### PROBLEM
Return the material word for word. Do not include pictures.

RECORD SET start

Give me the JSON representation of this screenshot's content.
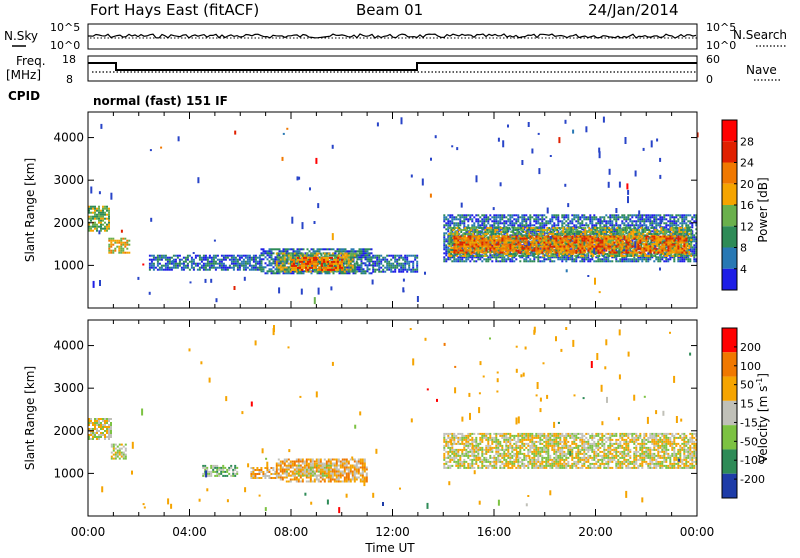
{
  "header": {
    "station": "Fort Hays East (fitACF)",
    "beam": "Beam 01",
    "date": "24/Jan/2014"
  },
  "noise_panel": {
    "left_label": "N.Sky",
    "right_label": "N.Search",
    "left_ticks": [
      "10^5",
      "10^0"
    ],
    "right_ticks": [
      "10^5",
      "10^0"
    ]
  },
  "freq_panel": {
    "left_label_1": "Freq.",
    "left_label_2": "[MHz]",
    "right_label": "Nave",
    "left_ticks": [
      "18",
      "8"
    ],
    "right_ticks": [
      "60",
      "0"
    ]
  },
  "cpid": {
    "label": "CPID",
    "mode": "normal (fast) 151 IF"
  },
  "colors": {
    "power": [
      "#1e1ee6",
      "#2878b4",
      "#2e8b57",
      "#6ab04c",
      "#f5a400",
      "#f07800",
      "#e02000",
      "#ff0000"
    ],
    "velocity": [
      "#1e3ca8",
      "#2e8b57",
      "#7cc242",
      "#c0c0b8",
      "#f5a400",
      "#f07800",
      "#ff0000"
    ],
    "power_scatter": "#2844c8",
    "velocity_ground": "#c0c0b8",
    "velocity_orange": "#f5a400",
    "velocity_green": "#7cc242"
  },
  "chart_data": {
    "type": "heatmap",
    "x_ticks": [
      "00:00",
      "04:00",
      "08:00",
      "12:00",
      "16:00",
      "20:00",
      "00:00"
    ],
    "xlabel": "Time UT",
    "xlim": [
      0,
      24
    ],
    "ylim": [
      0,
      4600
    ],
    "y_ticks": [
      1000,
      2000,
      3000,
      4000
    ],
    "panels": [
      {
        "name": "power",
        "ylabel": "Slant Range [km]",
        "colorbar_label": "Power [dB]",
        "colorbar_ticks": [
          4,
          8,
          12,
          16,
          20,
          24,
          28
        ],
        "regions": [
          {
            "t0": 0.0,
            "t1": 0.8,
            "r0": 1800,
            "r1": 2400,
            "level": 3
          },
          {
            "t0": 0.8,
            "t1": 1.6,
            "r0": 1300,
            "r1": 1650,
            "level": 4
          },
          {
            "t0": 2.4,
            "t1": 6.8,
            "r0": 900,
            "r1": 1250,
            "level": 1
          },
          {
            "t0": 6.8,
            "t1": 11.2,
            "r0": 800,
            "r1": 1400,
            "level": 1
          },
          {
            "t0": 7.4,
            "t1": 10.6,
            "r0": 850,
            "r1": 1300,
            "level": 3
          },
          {
            "t0": 8.0,
            "t1": 10.0,
            "r0": 900,
            "r1": 1200,
            "level": 5
          },
          {
            "t0": 11.2,
            "t1": 13.0,
            "r0": 850,
            "r1": 1250,
            "level": 1
          },
          {
            "t0": 14.0,
            "t1": 24.0,
            "r0": 1100,
            "r1": 2200,
            "level": 1
          },
          {
            "t0": 14.2,
            "t1": 23.8,
            "r0": 1200,
            "r1": 1900,
            "level": 3
          },
          {
            "t0": 14.4,
            "t1": 23.6,
            "r0": 1300,
            "r1": 1700,
            "level": 5
          }
        ]
      },
      {
        "name": "velocity",
        "ylabel": "Slant Range [km]",
        "colorbar_label": "Velocity [m s",
        "colorbar_label_sup": "-1",
        "colorbar_label_end": "]",
        "colorbar_ticks": [
          "200",
          "100",
          "50",
          "15",
          "-15",
          "-50",
          "-100",
          "-200"
        ],
        "regions": [
          {
            "t0": 0.0,
            "t1": 0.9,
            "r0": 1800,
            "r1": 2300,
            "level": 3
          },
          {
            "t0": 0.9,
            "t1": 1.5,
            "r0": 1350,
            "r1": 1700,
            "level": 3
          },
          {
            "t0": 4.5,
            "t1": 5.9,
            "r0": 950,
            "r1": 1200,
            "level": 2
          },
          {
            "t0": 6.4,
            "t1": 7.4,
            "r0": 900,
            "r1": 1150,
            "level": 4
          },
          {
            "t0": 7.4,
            "t1": 11.0,
            "r0": 800,
            "r1": 1350,
            "level": 4
          },
          {
            "t0": 7.8,
            "t1": 9.6,
            "r0": 950,
            "r1": 1250,
            "level": 3
          },
          {
            "t0": 14.0,
            "t1": 24.0,
            "r0": 1150,
            "r1": 1950,
            "level": 3
          }
        ]
      }
    ]
  }
}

RECORD SET end

### SOLUTION TO THE EXERCISE
Give me the JSON representation of this screenshot's content.
{
  "header": {
    "station": "Fort Hays East (fitACF)",
    "beam": "Beam 01",
    "date": "24/Jan/2014"
  },
  "noise_panel": {
    "left_label": "N.Sky",
    "right_label": "N.Search",
    "left_ticks": [
      "10^5",
      "10^0"
    ],
    "right_ticks": [
      "10^5",
      "10^0"
    ]
  },
  "freq_panel": {
    "left_label_1": "Freq.",
    "left_label_2": "[MHz]",
    "right_label": "Nave",
    "left_ticks": [
      "18",
      "8"
    ],
    "right_ticks": [
      "60",
      "0"
    ]
  },
  "cpid": {
    "label": "CPID",
    "mode": "normal (fast) 151 IF"
  },
  "colors": {
    "power": [
      "#1e1ee6",
      "#2878b4",
      "#2e8b57",
      "#6ab04c",
      "#f5a400",
      "#f07800",
      "#e02000",
      "#ff0000"
    ],
    "velocity": [
      "#1e3ca8",
      "#2e8b57",
      "#7cc242",
      "#c0c0b8",
      "#f5a400",
      "#f07800",
      "#ff0000"
    ],
    "power_scatter": "#2844c8",
    "velocity_ground": "#c0c0b8",
    "velocity_orange": "#f5a400",
    "velocity_green": "#7cc242"
  },
  "chart_data": {
    "type": "heatmap",
    "x_ticks": [
      "00:00",
      "04:00",
      "08:00",
      "12:00",
      "16:00",
      "20:00",
      "00:00"
    ],
    "xlabel": "Time UT",
    "xlim": [
      0,
      24
    ],
    "ylim": [
      0,
      4600
    ],
    "y_ticks": [
      1000,
      2000,
      3000,
      4000
    ],
    "panels": [
      {
        "name": "power",
        "ylabel": "Slant Range [km]",
        "colorbar_label": "Power [dB]",
        "colorbar_ticks": [
          4,
          8,
          12,
          16,
          20,
          24,
          28
        ],
        "regions": [
          {
            "t0": 0.0,
            "t1": 0.8,
            "r0": 1800,
            "r1": 2400,
            "level": 3
          },
          {
            "t0": 0.8,
            "t1": 1.6,
            "r0": 1300,
            "r1": 1650,
            "level": 4
          },
          {
            "t0": 2.4,
            "t1": 6.8,
            "r0": 900,
            "r1": 1250,
            "level": 1
          },
          {
            "t0": 6.8,
            "t1": 11.2,
            "r0": 800,
            "r1": 1400,
            "level": 1
          },
          {
            "t0": 7.4,
            "t1": 10.6,
            "r0": 850,
            "r1": 1300,
            "level": 3
          },
          {
            "t0": 8.0,
            "t1": 10.0,
            "r0": 900,
            "r1": 1200,
            "level": 5
          },
          {
            "t0": 11.2,
            "t1": 13.0,
            "r0": 850,
            "r1": 1250,
            "level": 1
          },
          {
            "t0": 14.0,
            "t1": 24.0,
            "r0": 1100,
            "r1": 2200,
            "level": 1
          },
          {
            "t0": 14.2,
            "t1": 23.8,
            "r0": 1200,
            "r1": 1900,
            "level": 3
          },
          {
            "t0": 14.4,
            "t1": 23.6,
            "r0": 1300,
            "r1": 1700,
            "level": 5
          }
        ]
      },
      {
        "name": "velocity",
        "ylabel": "Slant Range [km]",
        "colorbar_label": "Velocity [m s",
        "colorbar_label_sup": "-1",
        "colorbar_label_end": "]",
        "colorbar_ticks": [
          "200",
          "100",
          "50",
          "15",
          "-15",
          "-50",
          "-100",
          "-200"
        ],
        "regions": [
          {
            "t0": 0.0,
            "t1": 0.9,
            "r0": 1800,
            "r1": 2300,
            "level": 3
          },
          {
            "t0": 0.9,
            "t1": 1.5,
            "r0": 1350,
            "r1": 1700,
            "level": 3
          },
          {
            "t0": 4.5,
            "t1": 5.9,
            "r0": 950,
            "r1": 1200,
            "level": 2
          },
          {
            "t0": 6.4,
            "t1": 7.4,
            "r0": 900,
            "r1": 1150,
            "level": 4
          },
          {
            "t0": 7.4,
            "t1": 11.0,
            "r0": 800,
            "r1": 1350,
            "level": 4
          },
          {
            "t0": 7.8,
            "t1": 9.6,
            "r0": 950,
            "r1": 1250,
            "level": 3
          },
          {
            "t0": 14.0,
            "t1": 24.0,
            "r0": 1150,
            "r1": 1950,
            "level": 3
          }
        ]
      }
    ]
  }
}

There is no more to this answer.